__Information shown__:
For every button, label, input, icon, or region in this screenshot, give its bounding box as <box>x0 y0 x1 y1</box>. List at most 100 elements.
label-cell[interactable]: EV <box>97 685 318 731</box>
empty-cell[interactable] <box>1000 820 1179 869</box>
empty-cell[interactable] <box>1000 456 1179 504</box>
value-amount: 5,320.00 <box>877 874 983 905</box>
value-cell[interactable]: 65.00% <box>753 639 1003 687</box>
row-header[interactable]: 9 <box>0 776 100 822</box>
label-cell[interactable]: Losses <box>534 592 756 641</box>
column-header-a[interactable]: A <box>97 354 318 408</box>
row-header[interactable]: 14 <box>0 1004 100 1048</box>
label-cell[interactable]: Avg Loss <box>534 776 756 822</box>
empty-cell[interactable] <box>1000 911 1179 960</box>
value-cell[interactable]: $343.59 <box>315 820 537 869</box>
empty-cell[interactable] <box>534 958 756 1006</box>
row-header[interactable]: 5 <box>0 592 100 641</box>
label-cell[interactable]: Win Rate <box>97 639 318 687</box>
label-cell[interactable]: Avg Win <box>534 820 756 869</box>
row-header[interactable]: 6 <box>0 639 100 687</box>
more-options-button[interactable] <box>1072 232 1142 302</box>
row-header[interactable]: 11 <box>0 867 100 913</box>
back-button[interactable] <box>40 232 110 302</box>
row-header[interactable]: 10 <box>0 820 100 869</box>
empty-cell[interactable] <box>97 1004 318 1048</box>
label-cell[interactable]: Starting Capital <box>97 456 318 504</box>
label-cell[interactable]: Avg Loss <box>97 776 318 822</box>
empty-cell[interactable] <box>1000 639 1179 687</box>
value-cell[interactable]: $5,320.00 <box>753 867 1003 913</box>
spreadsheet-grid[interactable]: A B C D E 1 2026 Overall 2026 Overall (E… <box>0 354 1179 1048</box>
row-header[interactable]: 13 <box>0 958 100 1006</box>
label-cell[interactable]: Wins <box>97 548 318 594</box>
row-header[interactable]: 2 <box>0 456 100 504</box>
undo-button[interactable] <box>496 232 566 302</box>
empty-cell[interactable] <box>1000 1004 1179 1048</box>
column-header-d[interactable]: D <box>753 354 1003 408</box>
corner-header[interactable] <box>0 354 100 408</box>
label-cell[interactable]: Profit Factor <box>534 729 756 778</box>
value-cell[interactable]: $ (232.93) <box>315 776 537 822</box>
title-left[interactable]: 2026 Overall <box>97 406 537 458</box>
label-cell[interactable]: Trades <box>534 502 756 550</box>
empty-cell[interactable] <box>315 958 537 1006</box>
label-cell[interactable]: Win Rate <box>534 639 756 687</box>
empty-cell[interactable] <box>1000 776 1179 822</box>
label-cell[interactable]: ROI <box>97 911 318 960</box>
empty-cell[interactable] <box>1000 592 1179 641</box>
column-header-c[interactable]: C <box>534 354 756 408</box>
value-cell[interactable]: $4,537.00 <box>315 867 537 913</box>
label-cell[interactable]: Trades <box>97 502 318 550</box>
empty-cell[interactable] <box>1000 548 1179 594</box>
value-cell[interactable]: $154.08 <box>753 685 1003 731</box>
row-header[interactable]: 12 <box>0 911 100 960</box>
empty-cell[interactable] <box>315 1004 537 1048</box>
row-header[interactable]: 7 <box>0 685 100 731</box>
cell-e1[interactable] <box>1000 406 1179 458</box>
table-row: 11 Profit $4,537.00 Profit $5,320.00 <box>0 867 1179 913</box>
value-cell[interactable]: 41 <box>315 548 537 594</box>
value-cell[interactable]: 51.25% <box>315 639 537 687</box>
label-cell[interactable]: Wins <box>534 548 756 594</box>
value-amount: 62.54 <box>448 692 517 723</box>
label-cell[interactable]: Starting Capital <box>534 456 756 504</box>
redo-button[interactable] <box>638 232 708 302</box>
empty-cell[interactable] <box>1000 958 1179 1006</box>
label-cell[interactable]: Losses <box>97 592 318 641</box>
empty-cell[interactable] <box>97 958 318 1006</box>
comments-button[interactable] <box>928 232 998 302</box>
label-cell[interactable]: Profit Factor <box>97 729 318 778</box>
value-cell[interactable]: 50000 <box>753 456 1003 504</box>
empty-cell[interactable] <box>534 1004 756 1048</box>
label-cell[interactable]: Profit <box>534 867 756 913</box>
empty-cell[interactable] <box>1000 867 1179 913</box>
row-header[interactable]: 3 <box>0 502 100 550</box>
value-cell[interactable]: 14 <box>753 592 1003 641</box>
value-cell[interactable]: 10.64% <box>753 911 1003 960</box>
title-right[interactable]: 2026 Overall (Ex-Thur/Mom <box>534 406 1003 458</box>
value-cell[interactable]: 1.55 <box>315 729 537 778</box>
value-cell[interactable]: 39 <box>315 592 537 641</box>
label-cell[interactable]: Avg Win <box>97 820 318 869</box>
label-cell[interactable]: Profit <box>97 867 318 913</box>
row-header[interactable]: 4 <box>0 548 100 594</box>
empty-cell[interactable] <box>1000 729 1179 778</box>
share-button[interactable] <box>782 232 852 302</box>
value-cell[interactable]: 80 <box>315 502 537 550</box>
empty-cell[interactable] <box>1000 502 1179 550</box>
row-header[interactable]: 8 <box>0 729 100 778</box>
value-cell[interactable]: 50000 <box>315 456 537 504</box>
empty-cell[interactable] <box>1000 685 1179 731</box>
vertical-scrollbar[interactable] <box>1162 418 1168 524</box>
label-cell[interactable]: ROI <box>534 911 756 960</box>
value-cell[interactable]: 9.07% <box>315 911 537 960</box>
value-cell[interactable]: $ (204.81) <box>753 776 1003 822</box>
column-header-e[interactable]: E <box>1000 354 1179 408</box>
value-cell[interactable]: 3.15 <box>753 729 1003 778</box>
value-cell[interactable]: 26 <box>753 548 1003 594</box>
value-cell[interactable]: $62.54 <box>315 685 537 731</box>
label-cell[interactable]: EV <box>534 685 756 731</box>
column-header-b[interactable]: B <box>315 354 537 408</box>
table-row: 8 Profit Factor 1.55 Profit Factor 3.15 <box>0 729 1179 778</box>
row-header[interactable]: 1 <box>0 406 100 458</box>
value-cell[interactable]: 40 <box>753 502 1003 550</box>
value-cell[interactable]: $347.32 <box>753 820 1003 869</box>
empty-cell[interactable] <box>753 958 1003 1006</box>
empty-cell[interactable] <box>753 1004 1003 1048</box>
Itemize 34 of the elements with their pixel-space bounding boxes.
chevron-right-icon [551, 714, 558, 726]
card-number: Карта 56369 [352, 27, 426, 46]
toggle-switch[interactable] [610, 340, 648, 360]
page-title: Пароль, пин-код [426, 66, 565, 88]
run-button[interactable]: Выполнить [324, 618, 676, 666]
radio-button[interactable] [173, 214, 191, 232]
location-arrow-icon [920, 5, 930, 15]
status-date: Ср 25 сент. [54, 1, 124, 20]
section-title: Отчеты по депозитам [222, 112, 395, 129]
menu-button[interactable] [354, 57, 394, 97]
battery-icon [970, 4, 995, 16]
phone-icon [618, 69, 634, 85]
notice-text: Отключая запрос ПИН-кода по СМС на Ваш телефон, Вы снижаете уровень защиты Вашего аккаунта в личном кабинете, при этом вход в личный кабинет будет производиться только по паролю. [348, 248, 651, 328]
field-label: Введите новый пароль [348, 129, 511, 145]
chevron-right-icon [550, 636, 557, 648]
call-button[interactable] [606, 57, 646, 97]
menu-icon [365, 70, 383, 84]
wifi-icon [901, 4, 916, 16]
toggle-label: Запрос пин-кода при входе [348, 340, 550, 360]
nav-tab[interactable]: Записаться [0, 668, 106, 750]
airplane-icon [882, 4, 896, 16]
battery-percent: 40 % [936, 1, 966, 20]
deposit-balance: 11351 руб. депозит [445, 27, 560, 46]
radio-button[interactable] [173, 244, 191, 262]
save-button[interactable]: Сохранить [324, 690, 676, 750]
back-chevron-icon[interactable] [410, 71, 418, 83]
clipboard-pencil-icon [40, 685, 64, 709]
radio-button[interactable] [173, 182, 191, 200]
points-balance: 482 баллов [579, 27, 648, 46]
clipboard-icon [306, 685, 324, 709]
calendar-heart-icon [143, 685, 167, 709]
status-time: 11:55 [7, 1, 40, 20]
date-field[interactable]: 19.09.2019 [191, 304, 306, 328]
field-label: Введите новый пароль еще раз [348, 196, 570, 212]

__The task__: Quote the items above word for word, starting at their first line and ending with the line that contains "empty-cell[interactable] <box>1000 820", both included.

__Task output__:
For every button, label, input, icon, or region in this screenshot, give its bounding box as <box>x0 y0 x1 y1</box>. List at most 100 elements.
label-cell[interactable]: EV <box>97 685 318 731</box>
empty-cell[interactable] <box>1000 820 1179 869</box>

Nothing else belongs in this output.